* [Texto em estudo]:
^^^^
Embora jogadores e parte da comissão técnica tenham recebido autorização para entrar em território norte-americano, integrantes da estrutura administrativa e dirigentes continuam enfrentando restrições. A situação provocou críticas da Federação Iraniana e repercussão nos bastidores do Mundial.
Problemas com vistos mudaram planejamento
Inicialmente, o Irã planejava instalar seu centro de treinamento em Tucson, no estado do Arizona. No entanto, diante das incertezas sobre a entrada da delegação nos Estados Unidos, a equipe optou por transferir sua base para Tijuana, cidade localizada na fronteira entre México e Estados Unidos.
A mudança recebeu aprovação da FIFA e obrigou a comissão técnica a reorganizar toda a logística de preparação para a competição.
A chegada da delegação ao México ocorreu sob forte esquema de segurança. Na ocasião, o técnico Amir Ghalenoei reclamou publicamente do atraso na emissão dos documentos e afirmou que a equipe perdeu um período importante de adaptação antes do início da Copa.
O capitão Ehsan Hajsafi também criticou a demora no processo e demonstrou insatisfação com o tratamento recebido pela delegação.
Logística será um desafio durante o Mundial
Além da mudança de base, a seleção iraniana terá de lidar com constantes deslocamentos internacionais durante a fase de grupos. Todos os compromissos do Irã serão disputados nos Estados Unidos. A estreia acontece diante da Nova Zelândia, em Los Angeles, no dia 15 de junho.
Posteriormente, a equipe encara a Bélgica, também na Califórnia, em 21 de junho. O último compromisso da primeira fase será contra o Egito, em Seattle, no dia 26 de junho.
Com isso, a delegação precisará cruzar diversas vezes a fronteira entre México e Estados Unidos ao longo da competição. As condições de entrada nos Estados Unidos ainda geram dúvidas entre dirigentes e autoridades iranianas.
Representantes do governo do país afirmaram ter recebido orientações indicando que a seleção deveria permanecer em território norte-americano apenas por períodos limitados. Já integrantes da Federação Iraniana sustentam que os vistos concedidos permitem múltiplas entradas durante a disputa do torneio.
A indefinição aumentou a tensão nos bastidores e levou a entidade a acusar os Estados Unidos de interferência política em um evento esportivo.
Foco permanece na estreia
Apesar dos obstáculos enfrentados fora das quatro linhas, a seleção iraniana mantém o foco na disputa da Copa do Mundo.
Integrante do Grupo G, o Irã busca superar os problemas logísticos e iniciar sua campanha com um resultado positivo diante da Nova Zelândia. Na sequência, enfrentará Bélgica e Egito em busca de uma vaga na fase eliminatória do Mundial de 2026.
^^^^
* [Registros extraídos]:
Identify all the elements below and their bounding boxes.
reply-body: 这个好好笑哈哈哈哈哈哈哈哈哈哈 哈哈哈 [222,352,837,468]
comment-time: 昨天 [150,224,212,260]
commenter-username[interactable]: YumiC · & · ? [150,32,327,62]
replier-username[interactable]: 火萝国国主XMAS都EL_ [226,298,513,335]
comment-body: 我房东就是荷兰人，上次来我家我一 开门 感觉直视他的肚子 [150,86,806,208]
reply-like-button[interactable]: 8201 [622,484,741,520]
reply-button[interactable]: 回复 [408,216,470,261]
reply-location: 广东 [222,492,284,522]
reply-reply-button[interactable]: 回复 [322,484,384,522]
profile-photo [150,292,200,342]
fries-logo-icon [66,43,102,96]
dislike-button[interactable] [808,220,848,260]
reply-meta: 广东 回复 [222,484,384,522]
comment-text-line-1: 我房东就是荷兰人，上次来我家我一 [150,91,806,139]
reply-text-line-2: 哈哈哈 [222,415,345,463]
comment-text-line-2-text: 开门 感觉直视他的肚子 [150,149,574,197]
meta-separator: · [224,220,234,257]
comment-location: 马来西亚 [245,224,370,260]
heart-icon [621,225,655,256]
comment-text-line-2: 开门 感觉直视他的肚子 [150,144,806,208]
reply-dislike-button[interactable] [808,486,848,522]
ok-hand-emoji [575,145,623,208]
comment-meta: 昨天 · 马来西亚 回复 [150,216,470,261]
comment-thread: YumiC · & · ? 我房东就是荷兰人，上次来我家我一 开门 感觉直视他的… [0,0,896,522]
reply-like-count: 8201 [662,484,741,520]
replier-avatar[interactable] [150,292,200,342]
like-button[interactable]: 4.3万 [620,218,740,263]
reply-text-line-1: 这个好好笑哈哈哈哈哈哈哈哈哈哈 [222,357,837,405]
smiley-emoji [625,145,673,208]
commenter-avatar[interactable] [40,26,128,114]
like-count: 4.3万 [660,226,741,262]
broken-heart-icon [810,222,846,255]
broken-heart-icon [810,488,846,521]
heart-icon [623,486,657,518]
^^^^
* [Complete o seguinte]:
**a.** No texto em estudo, para qual cidade o Irã transferiu sua base de treinamento?
**b.** Liste todas as seleções que o Irã enfrenta na fase de grupos, conforme o texto em estudo.
**c.** Copie literalmente o trecho do texto em estudo que vai de "Posteriormente, a equipe" até "um evento esportivo.".
A listagem é um material à parte, independente do texto.

* [Soluções das tarefas]:
**a.** Para Tijuana, cidade na fronteira entre México e Estados Unidos.

**b.** Nova Zelândia, Bélgica e Egito.

**c.**
Posteriormente, a equipe encara a Bélgica, também na Califórnia, em 21 de junho. O último compromisso da primeira fase será contra o Egito, em Seattle, no dia 26 de junho.
Com isso, a delegação precisará cruzar diversas vezes a fronteira entre México e Estados Unidos ao longo da competição. As condições de entrada nos Estados Unidos ainda geram dúvidas entre dirigentes e autoridades iranianas.
Representantes do governo do país afirmaram ter recebido orientações indicando que a seleção deveria permanecer em território norte-americano apenas por períodos limitados. Já integrantes da Federação Iraniana sustentam que os vistos concedidos permitem múltiplas entradas durante a disputa do torneio.
A indefinição aumentou a tensão nos bastidores e levou a entidade a acusar os Estados Unidos de interferência política em um evento esportivo.